* [TO BE DONE]:
Below is a block of records. Copy every line in it that contains the word "JSON".

Excerpts from a figure dataset

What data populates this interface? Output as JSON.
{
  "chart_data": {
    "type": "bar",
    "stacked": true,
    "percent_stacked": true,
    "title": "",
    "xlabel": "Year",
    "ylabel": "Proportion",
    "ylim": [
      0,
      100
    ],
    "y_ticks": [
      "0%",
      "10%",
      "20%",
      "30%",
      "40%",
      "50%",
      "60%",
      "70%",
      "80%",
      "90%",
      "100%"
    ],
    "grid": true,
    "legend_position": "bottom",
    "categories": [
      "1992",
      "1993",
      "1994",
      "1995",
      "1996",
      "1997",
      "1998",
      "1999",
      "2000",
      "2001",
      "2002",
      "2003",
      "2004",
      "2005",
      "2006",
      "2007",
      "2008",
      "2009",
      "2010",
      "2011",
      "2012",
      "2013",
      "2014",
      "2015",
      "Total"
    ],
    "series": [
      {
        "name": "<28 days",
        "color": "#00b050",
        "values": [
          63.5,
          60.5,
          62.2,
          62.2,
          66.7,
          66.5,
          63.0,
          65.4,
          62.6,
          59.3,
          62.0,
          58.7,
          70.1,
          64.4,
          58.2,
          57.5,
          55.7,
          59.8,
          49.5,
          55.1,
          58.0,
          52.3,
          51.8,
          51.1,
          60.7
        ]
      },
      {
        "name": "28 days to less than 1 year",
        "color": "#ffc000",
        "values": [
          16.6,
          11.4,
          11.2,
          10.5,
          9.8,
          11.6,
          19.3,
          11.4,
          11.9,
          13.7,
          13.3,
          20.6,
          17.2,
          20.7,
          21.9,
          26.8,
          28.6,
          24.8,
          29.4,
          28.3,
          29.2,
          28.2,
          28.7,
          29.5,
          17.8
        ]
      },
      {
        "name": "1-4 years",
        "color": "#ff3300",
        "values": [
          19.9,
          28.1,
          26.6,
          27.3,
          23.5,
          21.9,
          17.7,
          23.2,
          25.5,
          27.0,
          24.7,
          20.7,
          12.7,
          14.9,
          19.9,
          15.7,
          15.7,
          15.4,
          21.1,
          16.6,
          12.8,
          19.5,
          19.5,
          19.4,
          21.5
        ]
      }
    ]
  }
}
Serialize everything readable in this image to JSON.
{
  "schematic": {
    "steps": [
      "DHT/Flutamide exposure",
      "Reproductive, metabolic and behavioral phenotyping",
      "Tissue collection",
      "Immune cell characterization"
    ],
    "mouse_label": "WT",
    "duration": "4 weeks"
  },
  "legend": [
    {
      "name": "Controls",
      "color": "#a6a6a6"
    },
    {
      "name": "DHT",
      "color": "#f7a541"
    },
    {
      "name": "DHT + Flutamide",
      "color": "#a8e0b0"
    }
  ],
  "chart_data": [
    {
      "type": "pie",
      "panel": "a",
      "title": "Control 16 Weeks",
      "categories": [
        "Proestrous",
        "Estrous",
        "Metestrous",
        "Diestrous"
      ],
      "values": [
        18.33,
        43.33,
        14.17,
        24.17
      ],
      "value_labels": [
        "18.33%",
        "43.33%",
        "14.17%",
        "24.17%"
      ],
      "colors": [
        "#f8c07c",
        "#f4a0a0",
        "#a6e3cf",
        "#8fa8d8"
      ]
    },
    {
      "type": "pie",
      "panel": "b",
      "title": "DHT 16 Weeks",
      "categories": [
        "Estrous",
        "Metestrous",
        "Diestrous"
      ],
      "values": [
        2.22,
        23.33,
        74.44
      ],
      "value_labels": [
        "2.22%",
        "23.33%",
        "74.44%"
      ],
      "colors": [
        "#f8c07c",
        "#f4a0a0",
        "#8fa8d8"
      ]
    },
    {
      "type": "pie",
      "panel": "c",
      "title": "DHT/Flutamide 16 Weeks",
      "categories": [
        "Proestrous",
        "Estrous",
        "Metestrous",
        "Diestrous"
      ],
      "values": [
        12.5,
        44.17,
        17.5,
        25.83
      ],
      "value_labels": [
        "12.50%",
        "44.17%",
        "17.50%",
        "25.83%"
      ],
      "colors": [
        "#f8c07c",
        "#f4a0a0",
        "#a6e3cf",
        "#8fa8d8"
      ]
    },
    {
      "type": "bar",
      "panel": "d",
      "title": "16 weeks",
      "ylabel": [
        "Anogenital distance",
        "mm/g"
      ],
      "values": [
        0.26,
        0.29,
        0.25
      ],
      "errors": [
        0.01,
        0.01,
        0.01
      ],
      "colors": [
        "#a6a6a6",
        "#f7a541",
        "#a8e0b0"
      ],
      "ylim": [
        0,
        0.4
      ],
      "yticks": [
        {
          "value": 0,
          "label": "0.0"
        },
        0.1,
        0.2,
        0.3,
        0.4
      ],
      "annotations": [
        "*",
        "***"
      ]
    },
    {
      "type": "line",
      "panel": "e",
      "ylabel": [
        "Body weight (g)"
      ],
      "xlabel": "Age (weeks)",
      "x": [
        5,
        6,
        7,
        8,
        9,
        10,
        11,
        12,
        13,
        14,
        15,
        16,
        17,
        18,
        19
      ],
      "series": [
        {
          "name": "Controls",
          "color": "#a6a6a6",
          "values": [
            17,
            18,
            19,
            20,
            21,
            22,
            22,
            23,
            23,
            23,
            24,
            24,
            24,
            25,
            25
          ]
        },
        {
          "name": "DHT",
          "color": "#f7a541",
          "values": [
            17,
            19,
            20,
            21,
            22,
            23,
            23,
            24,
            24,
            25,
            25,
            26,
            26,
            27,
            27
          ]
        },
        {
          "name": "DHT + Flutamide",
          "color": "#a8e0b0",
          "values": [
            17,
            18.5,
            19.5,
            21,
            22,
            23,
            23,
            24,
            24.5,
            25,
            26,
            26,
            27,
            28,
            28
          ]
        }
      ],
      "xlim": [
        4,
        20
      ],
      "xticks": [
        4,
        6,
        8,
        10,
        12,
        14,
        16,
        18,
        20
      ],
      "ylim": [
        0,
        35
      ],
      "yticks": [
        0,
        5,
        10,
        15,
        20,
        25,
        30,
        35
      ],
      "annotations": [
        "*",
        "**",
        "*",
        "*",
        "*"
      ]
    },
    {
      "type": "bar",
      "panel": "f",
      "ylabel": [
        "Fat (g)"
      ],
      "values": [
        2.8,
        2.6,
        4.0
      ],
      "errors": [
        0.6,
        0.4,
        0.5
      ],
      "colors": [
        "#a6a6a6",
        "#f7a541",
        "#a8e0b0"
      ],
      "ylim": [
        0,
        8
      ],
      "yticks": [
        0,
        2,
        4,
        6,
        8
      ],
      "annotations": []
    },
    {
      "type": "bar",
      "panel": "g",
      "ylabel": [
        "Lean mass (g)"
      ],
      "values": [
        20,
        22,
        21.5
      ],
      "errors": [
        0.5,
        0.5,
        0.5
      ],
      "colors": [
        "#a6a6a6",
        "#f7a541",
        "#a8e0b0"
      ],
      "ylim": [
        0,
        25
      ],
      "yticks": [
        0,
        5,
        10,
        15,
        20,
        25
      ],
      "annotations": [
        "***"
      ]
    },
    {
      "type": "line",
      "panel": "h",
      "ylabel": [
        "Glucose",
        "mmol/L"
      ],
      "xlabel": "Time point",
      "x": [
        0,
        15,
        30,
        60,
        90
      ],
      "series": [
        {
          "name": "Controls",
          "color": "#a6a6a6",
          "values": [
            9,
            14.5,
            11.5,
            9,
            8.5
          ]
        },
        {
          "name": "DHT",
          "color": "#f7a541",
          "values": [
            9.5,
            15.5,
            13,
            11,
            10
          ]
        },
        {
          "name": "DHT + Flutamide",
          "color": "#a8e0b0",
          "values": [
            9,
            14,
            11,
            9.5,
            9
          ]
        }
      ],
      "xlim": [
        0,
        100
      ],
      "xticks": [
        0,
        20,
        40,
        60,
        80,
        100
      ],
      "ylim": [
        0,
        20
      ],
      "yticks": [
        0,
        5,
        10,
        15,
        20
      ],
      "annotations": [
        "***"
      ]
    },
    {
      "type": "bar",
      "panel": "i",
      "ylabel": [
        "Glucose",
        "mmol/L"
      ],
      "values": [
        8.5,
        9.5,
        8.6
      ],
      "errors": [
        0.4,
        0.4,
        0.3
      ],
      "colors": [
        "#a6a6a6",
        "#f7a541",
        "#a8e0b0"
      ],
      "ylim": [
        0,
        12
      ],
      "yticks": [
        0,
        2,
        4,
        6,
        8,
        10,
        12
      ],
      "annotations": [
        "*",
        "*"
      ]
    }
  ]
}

==

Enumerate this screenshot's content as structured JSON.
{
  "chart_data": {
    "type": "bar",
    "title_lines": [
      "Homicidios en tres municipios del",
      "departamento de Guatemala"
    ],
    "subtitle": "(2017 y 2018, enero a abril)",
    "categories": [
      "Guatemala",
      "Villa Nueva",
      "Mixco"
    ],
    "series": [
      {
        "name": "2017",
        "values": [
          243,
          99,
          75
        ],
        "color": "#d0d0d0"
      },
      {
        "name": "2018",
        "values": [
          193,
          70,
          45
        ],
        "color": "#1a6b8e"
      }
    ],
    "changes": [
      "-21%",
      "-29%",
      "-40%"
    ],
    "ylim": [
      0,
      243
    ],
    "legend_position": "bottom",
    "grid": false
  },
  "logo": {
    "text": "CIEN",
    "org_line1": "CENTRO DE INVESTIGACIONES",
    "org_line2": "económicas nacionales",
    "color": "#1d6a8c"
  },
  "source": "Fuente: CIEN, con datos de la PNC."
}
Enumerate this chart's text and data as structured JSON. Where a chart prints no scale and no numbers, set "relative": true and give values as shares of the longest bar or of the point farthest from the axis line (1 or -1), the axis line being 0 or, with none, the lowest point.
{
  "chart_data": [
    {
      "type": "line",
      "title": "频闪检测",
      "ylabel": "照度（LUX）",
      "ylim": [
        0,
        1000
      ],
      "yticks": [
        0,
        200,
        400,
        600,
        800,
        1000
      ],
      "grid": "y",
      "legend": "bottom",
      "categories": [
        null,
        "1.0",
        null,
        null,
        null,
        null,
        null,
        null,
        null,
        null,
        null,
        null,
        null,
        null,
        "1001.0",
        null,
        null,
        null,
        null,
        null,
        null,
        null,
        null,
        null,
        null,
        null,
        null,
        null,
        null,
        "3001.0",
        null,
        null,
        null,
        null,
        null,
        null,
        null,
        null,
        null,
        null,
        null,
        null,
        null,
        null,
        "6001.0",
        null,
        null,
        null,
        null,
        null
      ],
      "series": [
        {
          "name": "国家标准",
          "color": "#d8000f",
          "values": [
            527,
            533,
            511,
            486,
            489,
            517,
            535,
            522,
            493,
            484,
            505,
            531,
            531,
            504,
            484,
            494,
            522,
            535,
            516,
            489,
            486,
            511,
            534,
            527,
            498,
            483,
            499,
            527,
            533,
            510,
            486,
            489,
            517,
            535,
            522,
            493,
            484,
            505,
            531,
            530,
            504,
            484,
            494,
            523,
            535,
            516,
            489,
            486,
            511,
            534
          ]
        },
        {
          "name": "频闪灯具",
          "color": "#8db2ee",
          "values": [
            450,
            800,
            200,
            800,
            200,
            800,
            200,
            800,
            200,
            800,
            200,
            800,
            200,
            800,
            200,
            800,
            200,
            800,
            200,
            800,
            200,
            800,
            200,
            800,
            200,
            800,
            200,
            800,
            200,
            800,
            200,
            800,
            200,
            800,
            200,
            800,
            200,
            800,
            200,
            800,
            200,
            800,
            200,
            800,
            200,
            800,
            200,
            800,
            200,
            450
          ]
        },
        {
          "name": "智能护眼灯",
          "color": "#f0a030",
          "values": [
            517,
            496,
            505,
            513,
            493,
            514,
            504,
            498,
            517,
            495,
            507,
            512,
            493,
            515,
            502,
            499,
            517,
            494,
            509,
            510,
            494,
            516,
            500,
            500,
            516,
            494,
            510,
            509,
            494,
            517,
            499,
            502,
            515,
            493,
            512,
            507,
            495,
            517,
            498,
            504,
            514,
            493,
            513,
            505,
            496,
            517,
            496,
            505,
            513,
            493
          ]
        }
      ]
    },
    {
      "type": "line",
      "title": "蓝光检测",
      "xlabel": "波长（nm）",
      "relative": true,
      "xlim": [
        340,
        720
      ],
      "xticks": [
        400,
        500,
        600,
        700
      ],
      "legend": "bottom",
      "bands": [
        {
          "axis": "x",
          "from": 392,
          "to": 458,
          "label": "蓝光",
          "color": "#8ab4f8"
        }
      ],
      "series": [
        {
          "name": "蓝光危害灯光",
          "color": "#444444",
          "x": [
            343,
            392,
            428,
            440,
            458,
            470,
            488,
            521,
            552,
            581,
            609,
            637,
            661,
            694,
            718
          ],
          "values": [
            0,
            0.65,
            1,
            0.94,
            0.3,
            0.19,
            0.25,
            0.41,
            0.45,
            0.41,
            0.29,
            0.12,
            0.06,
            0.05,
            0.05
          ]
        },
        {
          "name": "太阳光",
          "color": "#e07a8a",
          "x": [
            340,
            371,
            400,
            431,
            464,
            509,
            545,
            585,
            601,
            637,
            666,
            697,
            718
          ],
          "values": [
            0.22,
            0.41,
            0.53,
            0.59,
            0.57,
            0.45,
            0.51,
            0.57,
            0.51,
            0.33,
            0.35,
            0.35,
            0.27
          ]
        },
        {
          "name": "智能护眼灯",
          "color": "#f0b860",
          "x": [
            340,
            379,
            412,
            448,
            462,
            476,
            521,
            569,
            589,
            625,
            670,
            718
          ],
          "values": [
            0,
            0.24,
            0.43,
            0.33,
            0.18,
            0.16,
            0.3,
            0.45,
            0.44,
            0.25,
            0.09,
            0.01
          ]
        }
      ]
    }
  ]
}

* [REPLY TO THE TASK]:
What data populates this interface? Output as JSON.
Serialize everything readable in this image to JSON.
Enumerate this screenshot's content as structured JSON.
Enumerate this chart's text and data as structured JSON. Where a chart prints no scale and no numbers, set "relative": true and give values as shares of the longest bar or of the point farthest from the axis line (1 or -1), the axis line being 0 or, with none, the lowest point.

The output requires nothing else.